• [Data rows]
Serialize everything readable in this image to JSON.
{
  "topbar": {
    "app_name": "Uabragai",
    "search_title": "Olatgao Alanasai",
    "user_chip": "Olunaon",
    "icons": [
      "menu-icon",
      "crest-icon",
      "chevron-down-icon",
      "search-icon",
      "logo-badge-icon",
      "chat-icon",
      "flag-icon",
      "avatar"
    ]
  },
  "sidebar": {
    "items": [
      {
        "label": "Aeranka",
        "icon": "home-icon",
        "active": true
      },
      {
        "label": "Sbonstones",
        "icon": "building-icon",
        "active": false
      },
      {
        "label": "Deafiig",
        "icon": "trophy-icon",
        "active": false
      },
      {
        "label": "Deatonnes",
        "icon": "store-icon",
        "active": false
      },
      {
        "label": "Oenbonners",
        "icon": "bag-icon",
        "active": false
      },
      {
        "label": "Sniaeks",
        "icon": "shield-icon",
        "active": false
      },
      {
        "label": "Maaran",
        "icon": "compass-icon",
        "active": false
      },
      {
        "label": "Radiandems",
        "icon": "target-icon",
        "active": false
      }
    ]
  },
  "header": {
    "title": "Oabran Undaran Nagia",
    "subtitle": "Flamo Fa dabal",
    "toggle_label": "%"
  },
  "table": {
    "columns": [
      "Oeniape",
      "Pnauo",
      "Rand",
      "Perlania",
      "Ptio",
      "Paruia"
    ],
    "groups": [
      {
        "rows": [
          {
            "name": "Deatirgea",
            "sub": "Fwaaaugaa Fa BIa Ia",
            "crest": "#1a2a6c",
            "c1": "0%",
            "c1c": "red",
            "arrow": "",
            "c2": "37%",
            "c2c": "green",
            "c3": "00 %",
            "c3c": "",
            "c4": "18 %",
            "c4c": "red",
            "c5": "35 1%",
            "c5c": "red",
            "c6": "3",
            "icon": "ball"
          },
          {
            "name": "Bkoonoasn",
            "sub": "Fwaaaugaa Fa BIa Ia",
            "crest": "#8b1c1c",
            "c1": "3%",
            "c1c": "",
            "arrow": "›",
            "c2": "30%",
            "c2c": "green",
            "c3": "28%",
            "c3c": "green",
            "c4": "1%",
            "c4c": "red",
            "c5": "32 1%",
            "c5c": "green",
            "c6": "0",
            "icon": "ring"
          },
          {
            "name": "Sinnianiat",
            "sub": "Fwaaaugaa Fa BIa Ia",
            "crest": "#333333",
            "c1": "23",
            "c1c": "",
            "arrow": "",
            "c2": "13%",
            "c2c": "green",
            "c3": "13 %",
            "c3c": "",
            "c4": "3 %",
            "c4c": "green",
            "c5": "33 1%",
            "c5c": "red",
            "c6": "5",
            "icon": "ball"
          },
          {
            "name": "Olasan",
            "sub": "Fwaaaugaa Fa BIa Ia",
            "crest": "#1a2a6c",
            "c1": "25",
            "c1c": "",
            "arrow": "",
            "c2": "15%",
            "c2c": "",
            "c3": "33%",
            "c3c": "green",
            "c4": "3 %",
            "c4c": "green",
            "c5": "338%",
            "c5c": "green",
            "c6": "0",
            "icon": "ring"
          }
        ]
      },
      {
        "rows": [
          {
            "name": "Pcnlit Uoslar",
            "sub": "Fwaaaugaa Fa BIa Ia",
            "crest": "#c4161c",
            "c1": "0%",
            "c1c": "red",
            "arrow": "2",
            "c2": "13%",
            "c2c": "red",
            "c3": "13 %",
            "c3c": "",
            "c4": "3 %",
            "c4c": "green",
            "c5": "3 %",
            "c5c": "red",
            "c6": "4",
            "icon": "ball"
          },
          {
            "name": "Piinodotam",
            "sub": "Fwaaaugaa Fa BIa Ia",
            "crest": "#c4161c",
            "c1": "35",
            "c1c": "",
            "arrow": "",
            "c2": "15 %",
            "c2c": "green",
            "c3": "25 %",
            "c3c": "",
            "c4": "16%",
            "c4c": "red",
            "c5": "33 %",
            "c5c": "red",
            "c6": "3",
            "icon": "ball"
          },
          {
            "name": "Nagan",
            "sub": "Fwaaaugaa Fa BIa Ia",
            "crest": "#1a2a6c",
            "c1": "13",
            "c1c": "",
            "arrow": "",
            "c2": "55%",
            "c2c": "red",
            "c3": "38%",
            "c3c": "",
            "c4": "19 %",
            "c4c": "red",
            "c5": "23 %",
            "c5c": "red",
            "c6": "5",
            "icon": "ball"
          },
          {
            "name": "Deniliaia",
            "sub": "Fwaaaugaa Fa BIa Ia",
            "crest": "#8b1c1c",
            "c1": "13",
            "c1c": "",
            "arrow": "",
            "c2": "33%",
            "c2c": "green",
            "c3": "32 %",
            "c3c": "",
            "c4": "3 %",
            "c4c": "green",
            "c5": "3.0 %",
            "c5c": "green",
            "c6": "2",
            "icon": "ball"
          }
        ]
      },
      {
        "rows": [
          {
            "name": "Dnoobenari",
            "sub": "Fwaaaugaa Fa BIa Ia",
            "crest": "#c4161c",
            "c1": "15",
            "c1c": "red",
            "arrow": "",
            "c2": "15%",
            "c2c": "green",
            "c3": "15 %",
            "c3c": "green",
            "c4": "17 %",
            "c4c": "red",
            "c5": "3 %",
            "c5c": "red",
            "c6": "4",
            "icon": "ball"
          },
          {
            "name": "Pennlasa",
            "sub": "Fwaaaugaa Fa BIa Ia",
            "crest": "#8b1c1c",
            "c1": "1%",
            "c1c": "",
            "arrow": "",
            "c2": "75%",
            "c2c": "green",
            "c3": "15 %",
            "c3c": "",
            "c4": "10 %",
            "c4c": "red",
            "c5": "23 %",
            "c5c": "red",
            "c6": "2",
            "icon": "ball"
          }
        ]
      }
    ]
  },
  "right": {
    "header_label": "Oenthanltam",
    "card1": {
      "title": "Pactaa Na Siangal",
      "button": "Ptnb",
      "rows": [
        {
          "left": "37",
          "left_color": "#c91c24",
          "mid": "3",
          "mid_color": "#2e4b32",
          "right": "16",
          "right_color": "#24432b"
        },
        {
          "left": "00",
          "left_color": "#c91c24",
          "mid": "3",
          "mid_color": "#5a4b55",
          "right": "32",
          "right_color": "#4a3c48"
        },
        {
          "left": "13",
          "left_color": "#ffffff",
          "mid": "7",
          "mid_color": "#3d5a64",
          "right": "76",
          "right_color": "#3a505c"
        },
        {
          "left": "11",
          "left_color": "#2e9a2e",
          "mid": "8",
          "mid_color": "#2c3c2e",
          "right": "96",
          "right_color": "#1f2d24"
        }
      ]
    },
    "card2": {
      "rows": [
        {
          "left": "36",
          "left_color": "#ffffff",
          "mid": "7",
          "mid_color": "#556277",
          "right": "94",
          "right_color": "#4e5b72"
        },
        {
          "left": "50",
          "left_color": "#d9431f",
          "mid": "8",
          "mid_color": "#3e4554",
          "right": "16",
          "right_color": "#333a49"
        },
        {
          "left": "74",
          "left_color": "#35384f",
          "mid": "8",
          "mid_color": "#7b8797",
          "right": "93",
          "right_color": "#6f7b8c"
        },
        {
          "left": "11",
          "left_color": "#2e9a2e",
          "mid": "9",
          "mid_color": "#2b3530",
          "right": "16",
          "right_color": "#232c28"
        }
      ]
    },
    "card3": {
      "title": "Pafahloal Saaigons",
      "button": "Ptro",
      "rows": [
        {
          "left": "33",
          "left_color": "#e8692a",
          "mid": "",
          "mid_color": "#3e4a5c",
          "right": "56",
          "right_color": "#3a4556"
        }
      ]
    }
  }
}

• [Stated goal] Here, the records must be output exactly and in full.

• [Result]
Serialize everything readable in this image to JSON.
{
  "topbar": {
    "app_name": "Uabragai",
    "search_title": "Olatgao Alanasai",
    "user_chip": "Olunaon",
    "icons": [
      "menu-icon",
      "crest-icon",
      "chevron-down-icon",
      "search-icon",
      "logo-badge-icon",
      "chat-icon",
      "flag-icon",
      "avatar"
    ]
  },
  "sidebar": {
    "items": [
      {
        "label": "Aeranka",
        "icon": "home-icon",
        "active": true
      },
      {
        "label": "Sbonstones",
        "icon": "building-icon",
        "active": false
      },
      {
        "label": "Deafiig",
        "icon": "trophy-icon",
        "active": false
      },
      {
        "label": "Deatonnes",
        "icon": "store-icon",
        "active": false
      },
      {
        "label": "Oenbonners",
        "icon": "bag-icon",
        "active": false
      },
      {
        "label": "Sniaeks",
        "icon": "shield-icon",
        "active": false
      },
      {
        "label": "Maaran",
        "icon": "compass-icon",
        "active": false
      },
      {
        "label": "Radiandems",
        "icon": "target-icon",
        "active": false
      }
    ]
  },
  "header": {
    "title": "Oabran Undaran Nagia",
    "subtitle": "Flamo Fa dabal",
    "toggle_label": "%"
  },
  "table": {
    "columns": [
      "Oeniape",
      "Pnauo",
      "Rand",
      "Perlania",
      "Ptio",
      "Paruia"
    ],
    "groups": [
      {
        "rows": [
          {
            "name": "Deatirgea",
            "sub": "Fwaaaugaa Fa BIa Ia",
            "crest": "#1a2a6c",
            "c1": "0%",
            "c1c": "red",
            "arrow": "",
            "c2": "37%",
            "c2c": "green",
            "c3": "00 %",
            "c3c": "",
            "c4": "18 %",
            "c4c": "red",
            "c5": "35 1%",
            "c5c": "red",
            "c6": "3",
            "icon": "ball"
          },
          {
            "name": "Bkoonoasn",
            "sub": "Fwaaaugaa Fa BIa Ia",
            "crest": "#8b1c1c",
            "c1": "3%",
            "c1c": "",
            "arrow": "›",
            "c2": "30%",
            "c2c": "green",
            "c3": "28%",
            "c3c": "green",
            "c4": "1%",
            "c4c": "red",
            "c5": "32 1%",
            "c5c": "green",
            "c6": "0",
            "icon": "ring"
          },
          {
            "name": "Sinnianiat",
            "sub": "Fwaaaugaa Fa BIa Ia",
            "crest": "#333333",
            "c1": "23",
            "c1c": "",
            "arrow": "",
            "c2": "13%",
            "c2c": "green",
            "c3": "13 %",
            "c3c": "",
            "c4": "3 %",
            "c4c": "green",
            "c5": "33 1%",
            "c5c": "red",
            "c6": "5",
            "icon": "ball"
          },
          {
            "name": "Olasan",
            "sub": "Fwaaaugaa Fa BIa Ia",
            "crest": "#1a2a6c",
            "c1": "25",
            "c1c": "",
            "arrow": "",
            "c2": "15%",
            "c2c": "",
            "c3": "33%",
            "c3c": "green",
            "c4": "3 %",
            "c4c": "green",
            "c5": "338%",
            "c5c": "green",
            "c6": "0",
            "icon": "ring"
          }
        ]
      },
      {
        "rows": [
          {
            "name": "Pcnlit Uoslar",
            "sub": "Fwaaaugaa Fa BIa Ia",
            "crest": "#c4161c",
            "c1": "0%",
            "c1c": "red",
            "arrow": "2",
            "c2": "13%",
            "c2c": "red",
            "c3": "13 %",
            "c3c": "",
            "c4": "3 %",
            "c4c": "green",
            "c5": "3 %",
            "c5c": "red",
            "c6": "4",
            "icon": "ball"
          },
          {
            "name": "Piinodotam",
            "sub": "Fwaaaugaa Fa BIa Ia",
            "crest": "#c4161c",
            "c1": "35",
            "c1c": "",
            "arrow": "",
            "c2": "15 %",
            "c2c": "green",
            "c3": "25 %",
            "c3c": "",
            "c4": "16%",
            "c4c": "red",
            "c5": "33 %",
            "c5c": "red",
            "c6": "3",
            "icon": "ball"
          },
          {
            "name": "Nagan",
            "sub": "Fwaaaugaa Fa BIa Ia",
            "crest": "#1a2a6c",
            "c1": "13",
            "c1c": "",
            "arrow": "",
            "c2": "55%",
            "c2c": "red",
            "c3": "38%",
            "c3c": "",
            "c4": "19 %",
            "c4c": "red",
            "c5": "23 %",
            "c5c": "red",
            "c6": "5",
            "icon": "ball"
          },
          {
            "name": "Deniliaia",
            "sub": "Fwaaaugaa Fa BIa Ia",
            "crest": "#8b1c1c",
            "c1": "13",
            "c1c": "",
            "arrow": "",
            "c2": "33%",
            "c2c": "green",
            "c3": "32 %",
            "c3c": "",
            "c4": "3 %",
            "c4c": "green",
            "c5": "3.0 %",
            "c5c": "green",
            "c6": "2",
            "icon": "ball"
          }
        ]
      },
      {
        "rows": [
          {
            "name": "Dnoobenari",
            "sub": "Fwaaaugaa Fa BIa Ia",
            "crest": "#c4161c",
            "c1": "15",
            "c1c": "red",
            "arrow": "",
            "c2": "15%",
            "c2c": "green",
            "c3": "15 %",
            "c3c": "green",
            "c4": "17 %",
            "c4c": "red",
            "c5": "3 %",
            "c5c": "red",
            "c6": "4",
            "icon": "ball"
          },
          {
            "name": "Pennlasa",
            "sub": "Fwaaaugaa Fa BIa Ia",
            "crest": "#8b1c1c",
            "c1": "1%",
            "c1c": "",
            "arrow": "",
            "c2": "75%",
            "c2c": "green",
            "c3": "15 %",
            "c3c": "",
            "c4": "10 %",
            "c4c": "red",
            "c5": "23 %",
            "c5c": "red",
            "c6": "2",
            "icon": "ball"
          }
        ]
      }
    ]
  },
  "right": {
    "header_label": "Oenthanltam",
    "card1": {
      "title": "Pactaa Na Siangal",
      "button": "Ptnb",
      "rows": [
        {
          "left": "37",
          "left_color": "#c91c24",
          "mid": "3",
          "mid_color": "#2e4b32",
          "right": "16",
          "right_color": "#24432b"
        },
        {
          "left": "00",
          "left_color": "#c91c24",
          "mid": "3",
          "mid_color": "#5a4b55",
          "right": "32",
          "right_color": "#4a3c48"
        },
        {
          "left": "13",
          "left_color": "#ffffff",
          "mid": "7",
          "mid_color": "#3d5a64",
          "right": "76",
          "right_color": "#3a505c"
        },
        {
          "left": "11",
          "left_color": "#2e9a2e",
          "mid": "8",
          "mid_color": "#2c3c2e",
          "right": "96",
          "right_color": "#1f2d24"
        }
      ]
    },
    "card2": {
      "rows": [
        {
          "left": "36",
          "left_color": "#ffffff",
          "mid": "7",
          "mid_color": "#556277",
          "right": "94",
          "right_color": "#4e5b72"
        },
        {
          "left": "50",
          "left_color": "#d9431f",
          "mid": "8",
          "mid_color": "#3e4554",
          "right": "16",
          "right_color": "#333a49"
        },
        {
          "left": "74",
          "left_color": "#35384f",
          "mid": "8",
          "mid_color": "#7b8797",
          "right": "93",
          "right_color": "#6f7b8c"
        },
        {
          "left": "11",
          "left_color": "#2e9a2e",
          "mid": "9",
          "mid_color": "#2b3530",
          "right": "16",
          "right_color": "#232c28"
        }
      ]
    },
    "card3": {
      "title": "Pafahloal Saaigons",
      "button": "Ptro",
      "rows": [
        {
          "left": "33",
          "left_color": "#e8692a",
          "mid": "",
          "mid_color": "#3e4a5c",
          "right": "56",
          "right_color": "#3a4556"
        }
      ]
    }
  }
}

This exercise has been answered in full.